[Dataset entries on figures]
______
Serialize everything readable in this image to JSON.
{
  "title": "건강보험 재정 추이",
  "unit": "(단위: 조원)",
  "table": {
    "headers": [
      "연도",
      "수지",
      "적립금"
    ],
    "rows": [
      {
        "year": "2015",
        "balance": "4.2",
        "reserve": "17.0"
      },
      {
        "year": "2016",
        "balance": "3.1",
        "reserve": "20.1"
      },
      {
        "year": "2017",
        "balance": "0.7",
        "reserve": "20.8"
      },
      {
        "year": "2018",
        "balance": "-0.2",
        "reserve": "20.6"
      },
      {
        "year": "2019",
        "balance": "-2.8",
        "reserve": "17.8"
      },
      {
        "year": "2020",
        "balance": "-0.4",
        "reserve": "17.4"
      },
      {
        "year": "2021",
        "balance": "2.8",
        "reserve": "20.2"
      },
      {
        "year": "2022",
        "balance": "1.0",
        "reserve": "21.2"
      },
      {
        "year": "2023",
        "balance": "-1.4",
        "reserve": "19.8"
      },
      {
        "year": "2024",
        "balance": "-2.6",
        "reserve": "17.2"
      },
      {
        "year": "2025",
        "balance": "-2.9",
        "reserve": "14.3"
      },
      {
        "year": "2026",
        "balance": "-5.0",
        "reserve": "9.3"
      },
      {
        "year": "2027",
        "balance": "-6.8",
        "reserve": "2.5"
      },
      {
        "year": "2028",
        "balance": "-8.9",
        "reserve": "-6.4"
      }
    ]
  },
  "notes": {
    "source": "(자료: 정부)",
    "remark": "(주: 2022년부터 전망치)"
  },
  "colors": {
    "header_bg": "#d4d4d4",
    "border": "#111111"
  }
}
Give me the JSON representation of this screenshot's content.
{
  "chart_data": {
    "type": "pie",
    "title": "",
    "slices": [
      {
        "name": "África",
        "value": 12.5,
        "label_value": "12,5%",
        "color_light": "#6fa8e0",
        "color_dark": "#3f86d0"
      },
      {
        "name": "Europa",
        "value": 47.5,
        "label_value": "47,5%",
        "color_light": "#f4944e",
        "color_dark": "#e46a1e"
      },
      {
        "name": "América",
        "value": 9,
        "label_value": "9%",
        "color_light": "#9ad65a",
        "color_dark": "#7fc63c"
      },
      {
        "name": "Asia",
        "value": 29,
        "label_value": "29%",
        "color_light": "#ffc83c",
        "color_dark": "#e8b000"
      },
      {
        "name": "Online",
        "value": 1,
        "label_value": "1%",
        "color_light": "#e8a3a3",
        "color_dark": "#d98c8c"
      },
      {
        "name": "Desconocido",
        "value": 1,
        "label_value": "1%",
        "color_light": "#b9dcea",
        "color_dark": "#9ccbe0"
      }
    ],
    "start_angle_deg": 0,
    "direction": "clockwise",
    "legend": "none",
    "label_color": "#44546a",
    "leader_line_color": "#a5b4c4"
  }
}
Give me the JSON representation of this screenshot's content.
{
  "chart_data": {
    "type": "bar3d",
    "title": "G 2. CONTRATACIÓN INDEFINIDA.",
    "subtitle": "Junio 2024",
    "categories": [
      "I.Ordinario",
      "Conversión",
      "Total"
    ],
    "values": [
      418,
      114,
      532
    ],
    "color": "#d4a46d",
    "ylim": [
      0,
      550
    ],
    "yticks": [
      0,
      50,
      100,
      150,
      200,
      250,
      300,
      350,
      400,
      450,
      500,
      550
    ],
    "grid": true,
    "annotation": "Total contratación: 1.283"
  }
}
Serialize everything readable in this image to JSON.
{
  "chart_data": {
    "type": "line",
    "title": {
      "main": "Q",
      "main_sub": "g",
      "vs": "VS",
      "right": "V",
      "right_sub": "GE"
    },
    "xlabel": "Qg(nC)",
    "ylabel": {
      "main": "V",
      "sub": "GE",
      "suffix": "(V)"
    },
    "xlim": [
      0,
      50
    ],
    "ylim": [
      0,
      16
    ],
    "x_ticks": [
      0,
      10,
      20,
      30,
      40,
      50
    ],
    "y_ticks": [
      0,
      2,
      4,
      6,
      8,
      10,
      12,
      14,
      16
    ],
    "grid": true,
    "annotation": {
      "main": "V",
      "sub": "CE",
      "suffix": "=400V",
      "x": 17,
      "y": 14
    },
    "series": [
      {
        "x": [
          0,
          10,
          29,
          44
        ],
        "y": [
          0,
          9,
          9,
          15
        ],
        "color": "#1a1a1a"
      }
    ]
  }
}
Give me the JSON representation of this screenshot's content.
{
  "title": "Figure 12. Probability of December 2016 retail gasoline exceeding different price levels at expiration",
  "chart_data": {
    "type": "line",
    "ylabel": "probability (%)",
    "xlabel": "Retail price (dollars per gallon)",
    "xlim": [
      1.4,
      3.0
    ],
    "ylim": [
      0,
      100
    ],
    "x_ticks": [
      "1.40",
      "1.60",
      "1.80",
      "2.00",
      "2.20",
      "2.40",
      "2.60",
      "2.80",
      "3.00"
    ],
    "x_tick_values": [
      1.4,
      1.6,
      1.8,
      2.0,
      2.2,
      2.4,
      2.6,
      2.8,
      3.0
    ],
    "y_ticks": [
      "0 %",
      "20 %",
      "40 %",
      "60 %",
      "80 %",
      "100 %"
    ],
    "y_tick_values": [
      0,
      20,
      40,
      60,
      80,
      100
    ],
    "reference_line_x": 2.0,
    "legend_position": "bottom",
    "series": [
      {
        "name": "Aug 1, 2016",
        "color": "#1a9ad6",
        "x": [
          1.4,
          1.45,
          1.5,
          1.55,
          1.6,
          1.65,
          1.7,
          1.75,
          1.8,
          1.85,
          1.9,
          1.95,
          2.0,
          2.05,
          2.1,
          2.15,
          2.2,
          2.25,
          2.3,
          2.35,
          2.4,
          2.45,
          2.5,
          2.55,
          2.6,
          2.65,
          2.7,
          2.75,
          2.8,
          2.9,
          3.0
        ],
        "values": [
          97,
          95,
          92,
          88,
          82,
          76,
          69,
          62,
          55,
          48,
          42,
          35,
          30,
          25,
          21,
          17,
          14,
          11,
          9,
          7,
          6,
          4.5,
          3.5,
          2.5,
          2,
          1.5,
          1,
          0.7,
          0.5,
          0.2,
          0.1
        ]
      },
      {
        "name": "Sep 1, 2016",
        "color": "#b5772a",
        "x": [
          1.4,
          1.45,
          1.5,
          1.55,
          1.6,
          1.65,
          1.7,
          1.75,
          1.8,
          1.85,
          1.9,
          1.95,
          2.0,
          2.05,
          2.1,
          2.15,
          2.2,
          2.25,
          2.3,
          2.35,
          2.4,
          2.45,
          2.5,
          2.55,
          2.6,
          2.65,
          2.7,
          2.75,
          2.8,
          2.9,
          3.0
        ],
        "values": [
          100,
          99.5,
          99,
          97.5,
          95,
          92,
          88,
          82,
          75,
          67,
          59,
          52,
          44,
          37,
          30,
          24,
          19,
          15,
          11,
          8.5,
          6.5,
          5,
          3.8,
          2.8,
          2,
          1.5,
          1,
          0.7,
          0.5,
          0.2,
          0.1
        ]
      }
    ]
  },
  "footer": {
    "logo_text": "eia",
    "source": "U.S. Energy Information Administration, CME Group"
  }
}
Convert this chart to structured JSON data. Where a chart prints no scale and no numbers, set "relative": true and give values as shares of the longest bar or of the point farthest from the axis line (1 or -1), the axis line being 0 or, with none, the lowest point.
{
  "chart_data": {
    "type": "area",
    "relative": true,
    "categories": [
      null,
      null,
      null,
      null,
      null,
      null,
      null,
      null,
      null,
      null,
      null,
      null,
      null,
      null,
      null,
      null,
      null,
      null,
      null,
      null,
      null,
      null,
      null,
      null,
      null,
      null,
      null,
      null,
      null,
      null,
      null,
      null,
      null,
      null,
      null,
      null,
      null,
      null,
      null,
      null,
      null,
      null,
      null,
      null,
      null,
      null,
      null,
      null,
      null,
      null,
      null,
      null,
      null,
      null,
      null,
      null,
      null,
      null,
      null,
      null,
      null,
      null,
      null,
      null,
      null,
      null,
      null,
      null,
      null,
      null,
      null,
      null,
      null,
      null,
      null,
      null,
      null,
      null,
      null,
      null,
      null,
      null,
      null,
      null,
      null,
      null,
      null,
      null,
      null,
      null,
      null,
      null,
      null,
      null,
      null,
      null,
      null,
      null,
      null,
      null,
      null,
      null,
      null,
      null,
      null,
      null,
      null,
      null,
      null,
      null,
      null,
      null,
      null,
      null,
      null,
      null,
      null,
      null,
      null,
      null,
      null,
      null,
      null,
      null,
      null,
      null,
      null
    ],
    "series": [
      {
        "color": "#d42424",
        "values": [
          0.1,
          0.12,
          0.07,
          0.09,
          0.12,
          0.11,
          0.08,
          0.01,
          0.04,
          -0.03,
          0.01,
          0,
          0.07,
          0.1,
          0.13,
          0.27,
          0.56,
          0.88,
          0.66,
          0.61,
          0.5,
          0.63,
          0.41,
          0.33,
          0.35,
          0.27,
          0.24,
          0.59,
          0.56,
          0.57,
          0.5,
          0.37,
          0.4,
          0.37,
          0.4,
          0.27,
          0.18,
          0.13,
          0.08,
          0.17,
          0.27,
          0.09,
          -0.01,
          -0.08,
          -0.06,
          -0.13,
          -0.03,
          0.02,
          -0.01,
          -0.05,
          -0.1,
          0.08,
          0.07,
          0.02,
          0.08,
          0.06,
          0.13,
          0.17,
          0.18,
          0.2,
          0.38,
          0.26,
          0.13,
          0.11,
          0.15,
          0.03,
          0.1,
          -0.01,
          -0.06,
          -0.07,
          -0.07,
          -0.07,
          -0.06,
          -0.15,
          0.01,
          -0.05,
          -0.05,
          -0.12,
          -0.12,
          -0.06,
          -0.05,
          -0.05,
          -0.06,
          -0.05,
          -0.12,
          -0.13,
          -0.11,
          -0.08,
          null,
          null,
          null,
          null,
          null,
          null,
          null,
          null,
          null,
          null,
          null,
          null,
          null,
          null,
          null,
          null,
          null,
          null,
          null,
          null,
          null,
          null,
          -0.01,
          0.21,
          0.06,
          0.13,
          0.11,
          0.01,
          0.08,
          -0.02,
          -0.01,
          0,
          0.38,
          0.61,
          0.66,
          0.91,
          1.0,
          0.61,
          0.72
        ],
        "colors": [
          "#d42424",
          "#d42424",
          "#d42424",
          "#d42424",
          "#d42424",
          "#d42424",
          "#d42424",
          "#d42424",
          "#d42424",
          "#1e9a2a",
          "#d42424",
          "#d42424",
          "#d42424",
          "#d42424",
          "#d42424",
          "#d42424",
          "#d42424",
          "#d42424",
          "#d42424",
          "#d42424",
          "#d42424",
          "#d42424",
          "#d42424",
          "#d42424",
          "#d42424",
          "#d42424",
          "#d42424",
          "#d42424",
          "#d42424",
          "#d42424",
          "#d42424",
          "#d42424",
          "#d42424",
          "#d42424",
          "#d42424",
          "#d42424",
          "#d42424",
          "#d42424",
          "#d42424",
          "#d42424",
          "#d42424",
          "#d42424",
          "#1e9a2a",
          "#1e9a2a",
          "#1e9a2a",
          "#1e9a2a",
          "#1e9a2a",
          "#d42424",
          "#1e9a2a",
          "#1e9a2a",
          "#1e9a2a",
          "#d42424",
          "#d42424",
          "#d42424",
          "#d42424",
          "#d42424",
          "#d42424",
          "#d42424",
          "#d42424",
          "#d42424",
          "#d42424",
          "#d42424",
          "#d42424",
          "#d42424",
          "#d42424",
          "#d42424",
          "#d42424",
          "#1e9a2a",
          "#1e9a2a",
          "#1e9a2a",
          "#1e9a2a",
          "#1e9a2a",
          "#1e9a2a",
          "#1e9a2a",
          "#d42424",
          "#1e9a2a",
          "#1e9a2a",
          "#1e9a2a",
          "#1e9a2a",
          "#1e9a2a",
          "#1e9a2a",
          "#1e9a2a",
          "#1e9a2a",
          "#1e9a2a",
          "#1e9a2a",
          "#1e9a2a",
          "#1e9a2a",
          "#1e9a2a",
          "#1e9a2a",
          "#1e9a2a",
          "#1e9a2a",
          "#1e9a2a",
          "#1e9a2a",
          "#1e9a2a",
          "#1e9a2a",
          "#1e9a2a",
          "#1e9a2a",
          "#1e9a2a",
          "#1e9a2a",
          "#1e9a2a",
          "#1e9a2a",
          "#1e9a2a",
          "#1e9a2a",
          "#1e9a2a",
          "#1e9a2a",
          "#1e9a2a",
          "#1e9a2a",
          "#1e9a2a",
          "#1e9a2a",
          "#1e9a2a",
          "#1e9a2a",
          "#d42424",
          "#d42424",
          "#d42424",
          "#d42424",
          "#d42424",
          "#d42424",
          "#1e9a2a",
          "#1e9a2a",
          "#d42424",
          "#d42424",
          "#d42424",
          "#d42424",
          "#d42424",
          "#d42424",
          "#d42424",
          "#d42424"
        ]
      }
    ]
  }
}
______
Task goal: Identify all lines where the word "none" shows up. Copy them.

Exercise output:
    "legend": "none",
Convert this chart to structured JSON data. Where a chart prints no scale and no numbers, set "relative": true and give values as shares of the longest bar or of the point farthest from the axis line (1 or -1), the axis line being 0 or, with none, the lowest point.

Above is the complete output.